形が残らないサービスを認知させるには、ユーザーが疑似体験できるようなプロモーションも有効だといえます。

流通(Place)

流通(Place)とは、商材を「どこで売るのか」を示す概念であり、形の残らないサービスでは大切なポイントです。

サービスを提供する場合、ユーザーに「提供している場所に来てもらう」ことが必須となります。

つまり、ユーザーに「その場所に行くだけの価値がある」と思わせる商材であることが必要不可欠です。

近年ではインターネットの普及によりオンラインでサービスを提供することも可能であり、多くのユーザーが利用することができます。

オンライン上で商材を受け取ることができるのはサービス商品ならではの特性であり、商品開発のポイントとなっています。

 

ワンポイント
マーケティングの「4P」の基本概念は全ての商材に活用できることを理解しておきましょう。

収集したデータ >>

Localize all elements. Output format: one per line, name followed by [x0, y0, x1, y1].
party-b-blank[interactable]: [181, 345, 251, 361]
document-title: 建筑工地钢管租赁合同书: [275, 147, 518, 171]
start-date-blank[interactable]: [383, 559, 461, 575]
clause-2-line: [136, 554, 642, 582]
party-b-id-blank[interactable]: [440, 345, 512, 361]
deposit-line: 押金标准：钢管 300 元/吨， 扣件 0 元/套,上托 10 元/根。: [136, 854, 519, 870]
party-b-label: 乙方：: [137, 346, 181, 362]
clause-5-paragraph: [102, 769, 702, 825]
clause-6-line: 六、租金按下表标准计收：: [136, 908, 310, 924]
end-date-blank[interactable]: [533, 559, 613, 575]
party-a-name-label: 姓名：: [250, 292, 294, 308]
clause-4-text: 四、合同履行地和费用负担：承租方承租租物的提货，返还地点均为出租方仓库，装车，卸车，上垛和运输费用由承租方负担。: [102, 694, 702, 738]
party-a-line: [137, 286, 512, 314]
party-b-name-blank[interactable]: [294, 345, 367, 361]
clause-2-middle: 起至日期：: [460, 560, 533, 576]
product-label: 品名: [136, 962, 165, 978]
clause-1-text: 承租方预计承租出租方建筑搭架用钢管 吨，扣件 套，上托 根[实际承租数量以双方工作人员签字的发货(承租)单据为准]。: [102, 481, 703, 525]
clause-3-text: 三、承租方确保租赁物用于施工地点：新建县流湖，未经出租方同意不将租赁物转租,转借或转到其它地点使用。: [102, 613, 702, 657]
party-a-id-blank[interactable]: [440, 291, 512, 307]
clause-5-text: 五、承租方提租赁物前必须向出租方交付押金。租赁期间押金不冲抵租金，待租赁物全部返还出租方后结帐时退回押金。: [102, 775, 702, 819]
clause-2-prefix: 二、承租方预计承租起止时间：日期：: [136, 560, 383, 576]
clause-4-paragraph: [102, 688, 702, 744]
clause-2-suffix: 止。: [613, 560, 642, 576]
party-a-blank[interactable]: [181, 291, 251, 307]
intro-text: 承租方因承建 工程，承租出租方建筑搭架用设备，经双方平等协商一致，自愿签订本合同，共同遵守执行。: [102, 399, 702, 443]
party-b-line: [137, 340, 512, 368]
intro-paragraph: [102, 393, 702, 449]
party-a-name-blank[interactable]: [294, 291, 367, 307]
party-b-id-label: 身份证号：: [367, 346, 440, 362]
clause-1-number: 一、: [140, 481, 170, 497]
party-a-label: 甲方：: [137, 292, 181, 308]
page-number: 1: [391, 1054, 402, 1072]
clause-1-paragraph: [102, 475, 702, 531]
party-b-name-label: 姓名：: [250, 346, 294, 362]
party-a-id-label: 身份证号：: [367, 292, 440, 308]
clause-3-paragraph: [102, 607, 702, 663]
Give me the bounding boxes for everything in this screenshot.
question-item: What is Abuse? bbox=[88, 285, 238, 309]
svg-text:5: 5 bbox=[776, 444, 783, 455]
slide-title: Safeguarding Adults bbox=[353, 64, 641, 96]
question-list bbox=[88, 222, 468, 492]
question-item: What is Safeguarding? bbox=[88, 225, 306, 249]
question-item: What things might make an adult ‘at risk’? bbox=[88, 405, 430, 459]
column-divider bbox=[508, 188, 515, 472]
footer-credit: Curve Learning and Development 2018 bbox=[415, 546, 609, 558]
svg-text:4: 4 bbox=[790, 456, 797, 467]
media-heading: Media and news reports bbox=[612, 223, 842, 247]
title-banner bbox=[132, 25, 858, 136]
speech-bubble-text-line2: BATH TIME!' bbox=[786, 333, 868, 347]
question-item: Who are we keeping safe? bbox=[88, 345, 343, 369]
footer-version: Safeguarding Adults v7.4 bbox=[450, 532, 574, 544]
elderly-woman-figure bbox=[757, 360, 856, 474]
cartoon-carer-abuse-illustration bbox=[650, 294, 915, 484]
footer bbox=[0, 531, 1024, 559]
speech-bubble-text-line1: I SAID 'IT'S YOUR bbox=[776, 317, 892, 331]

* * *

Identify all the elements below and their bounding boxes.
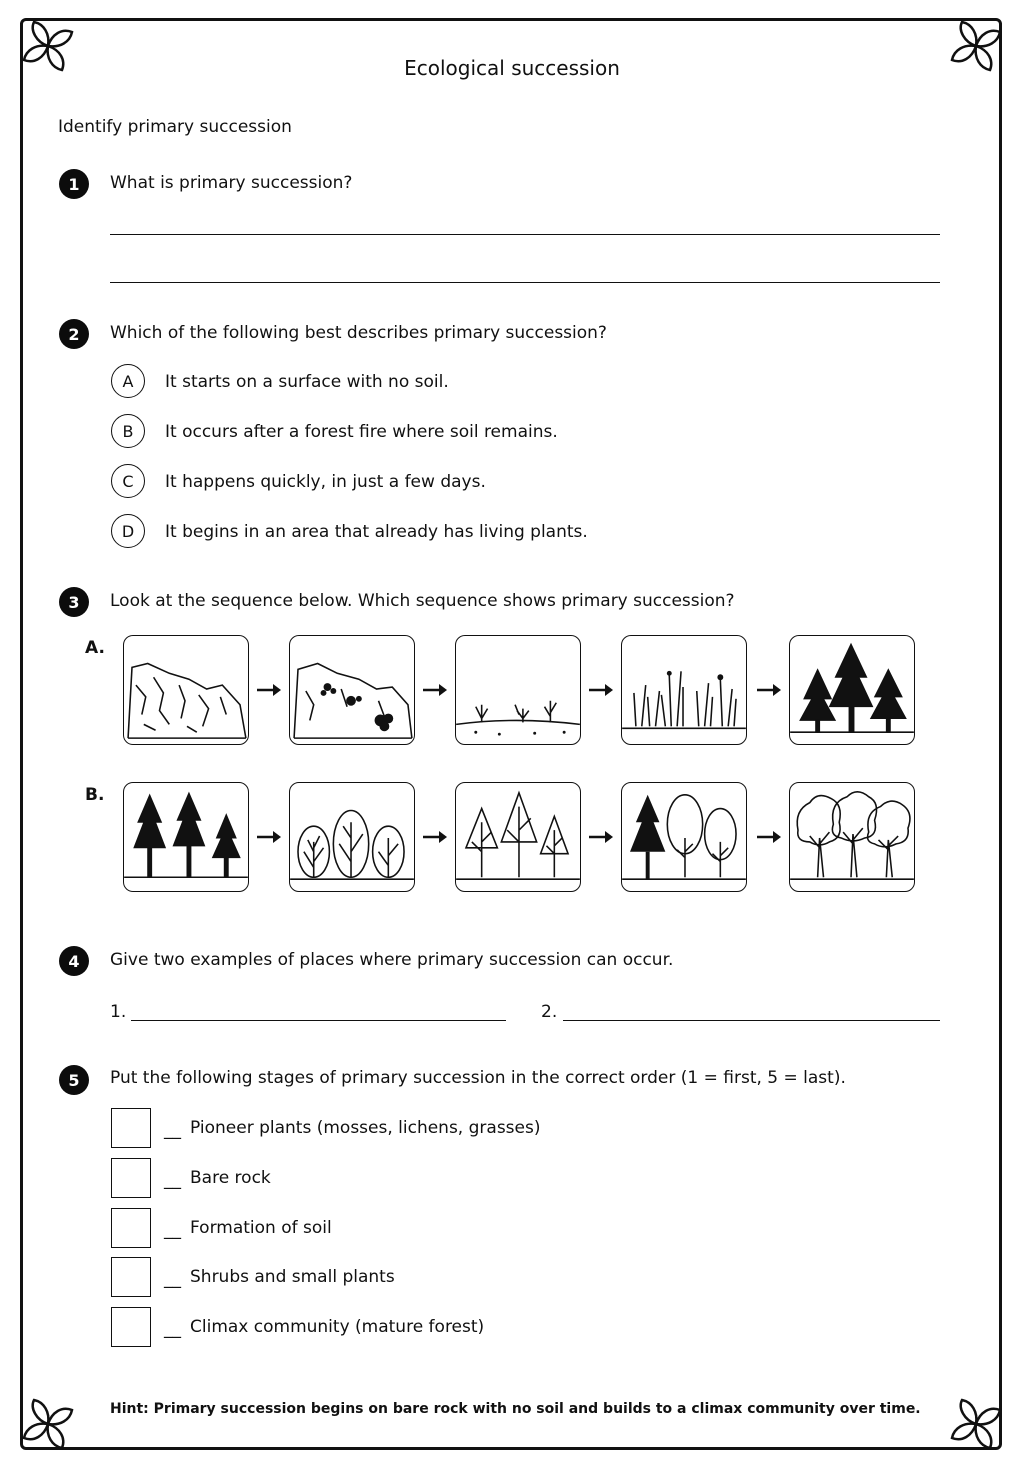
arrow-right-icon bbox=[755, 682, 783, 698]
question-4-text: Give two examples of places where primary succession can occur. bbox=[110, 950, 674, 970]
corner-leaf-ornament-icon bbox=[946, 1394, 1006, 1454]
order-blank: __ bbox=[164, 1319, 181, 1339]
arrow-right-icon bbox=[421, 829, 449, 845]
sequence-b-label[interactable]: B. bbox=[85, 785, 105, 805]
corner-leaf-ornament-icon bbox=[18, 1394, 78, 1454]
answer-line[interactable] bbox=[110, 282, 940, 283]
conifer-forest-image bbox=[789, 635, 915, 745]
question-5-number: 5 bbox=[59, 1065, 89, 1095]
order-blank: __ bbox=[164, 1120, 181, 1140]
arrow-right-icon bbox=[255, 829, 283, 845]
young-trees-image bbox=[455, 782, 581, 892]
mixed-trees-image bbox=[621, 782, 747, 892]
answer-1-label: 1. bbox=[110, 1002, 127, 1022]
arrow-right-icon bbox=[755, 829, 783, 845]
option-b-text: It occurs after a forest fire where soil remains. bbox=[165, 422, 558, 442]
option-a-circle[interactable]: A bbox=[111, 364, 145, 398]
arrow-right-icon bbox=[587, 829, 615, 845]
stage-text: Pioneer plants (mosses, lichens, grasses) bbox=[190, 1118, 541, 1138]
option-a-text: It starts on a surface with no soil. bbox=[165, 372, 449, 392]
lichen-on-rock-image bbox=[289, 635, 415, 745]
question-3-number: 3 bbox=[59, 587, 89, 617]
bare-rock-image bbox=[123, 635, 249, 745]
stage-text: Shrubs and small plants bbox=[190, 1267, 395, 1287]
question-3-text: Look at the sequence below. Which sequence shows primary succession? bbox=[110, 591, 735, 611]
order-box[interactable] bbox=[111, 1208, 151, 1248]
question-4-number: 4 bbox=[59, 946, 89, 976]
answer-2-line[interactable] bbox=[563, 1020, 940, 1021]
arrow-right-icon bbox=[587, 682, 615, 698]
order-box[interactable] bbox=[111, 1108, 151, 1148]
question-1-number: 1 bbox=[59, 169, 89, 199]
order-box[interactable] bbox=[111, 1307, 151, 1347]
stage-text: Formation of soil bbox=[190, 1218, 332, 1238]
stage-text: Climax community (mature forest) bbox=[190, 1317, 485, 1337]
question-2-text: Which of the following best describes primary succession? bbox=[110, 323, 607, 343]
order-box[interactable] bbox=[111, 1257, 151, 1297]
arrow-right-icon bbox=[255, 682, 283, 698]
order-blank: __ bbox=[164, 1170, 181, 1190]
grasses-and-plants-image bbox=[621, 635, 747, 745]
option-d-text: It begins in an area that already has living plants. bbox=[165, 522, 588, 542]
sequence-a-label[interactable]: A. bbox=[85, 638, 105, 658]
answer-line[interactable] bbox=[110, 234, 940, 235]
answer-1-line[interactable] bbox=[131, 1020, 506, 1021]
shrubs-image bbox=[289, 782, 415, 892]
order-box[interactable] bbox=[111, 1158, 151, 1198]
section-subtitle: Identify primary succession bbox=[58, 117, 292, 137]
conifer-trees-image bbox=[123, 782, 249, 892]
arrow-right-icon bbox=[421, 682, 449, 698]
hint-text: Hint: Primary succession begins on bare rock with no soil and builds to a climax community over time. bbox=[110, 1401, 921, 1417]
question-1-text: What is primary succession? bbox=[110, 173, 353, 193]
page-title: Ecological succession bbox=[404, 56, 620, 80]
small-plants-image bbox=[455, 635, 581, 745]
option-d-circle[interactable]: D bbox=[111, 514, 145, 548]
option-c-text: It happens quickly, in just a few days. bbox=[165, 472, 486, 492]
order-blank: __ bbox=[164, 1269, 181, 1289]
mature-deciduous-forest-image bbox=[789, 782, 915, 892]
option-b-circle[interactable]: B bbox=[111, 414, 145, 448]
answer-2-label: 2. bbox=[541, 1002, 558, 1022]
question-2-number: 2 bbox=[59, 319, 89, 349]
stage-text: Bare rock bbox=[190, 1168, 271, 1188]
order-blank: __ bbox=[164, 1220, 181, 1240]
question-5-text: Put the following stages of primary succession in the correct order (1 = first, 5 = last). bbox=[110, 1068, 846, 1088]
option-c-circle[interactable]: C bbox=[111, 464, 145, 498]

取り組む課題 >>
- 1) マーケティングの4Pに関する抜粋では、流通(Place)はどのような概念だと説明されていますか。
- 2) マーケティングの4Pに関する抜粋を、最後の文の後から書き継いでください。

演習の解答 >>
- 1) 商材を「どこで売るのか」を示す概念です。

- 2)
7Pへ追加された3つの概念

サービスマーケティングは商品マーケティングと比較して、高度なマーケティング手法が求められます。

そのため、4Pの基本概念に3つの概念を加えて戦略を構築していくことが重要です。

ここでは、7Pへ追加された3つの概念について解説します。しっかりと理解してサービスマーケティングに活かしましょう。

人(People)

人(People)とは、従業員・関係者・協力会社などサービスを提供するスタッフ全般を示す概念です。

注意すべきは自社スタッフだけでなく、サービスの提供に関わるなら協力会社の社員も含まれる点です。

ユーザーにとってサービスを提供するスタッフが、どの会社に所属しているかは関係ありません。

対応したスタッフがサービスの提供者であり、ブランド全体の印象を決定づける存在です。

近年、SNSで各種サービスが炎上するケースが増えていますが、その大半はサービスそのものよりも対応したスタッフに原因があります。

したがって、誰が対応しても一定水準以上のサービスが提供できる人材育成が大きな課題です。

提供過程(Process)

提供過程(Process)とは、サービスを受ける過程・体験を示す概念であり「効率の向上」「ブランド体験の向上」に大別されます。

例えばファーストフード店などで注文して商品を受け取る際、待ち時間を短縮する取組みが「効率の向上」です。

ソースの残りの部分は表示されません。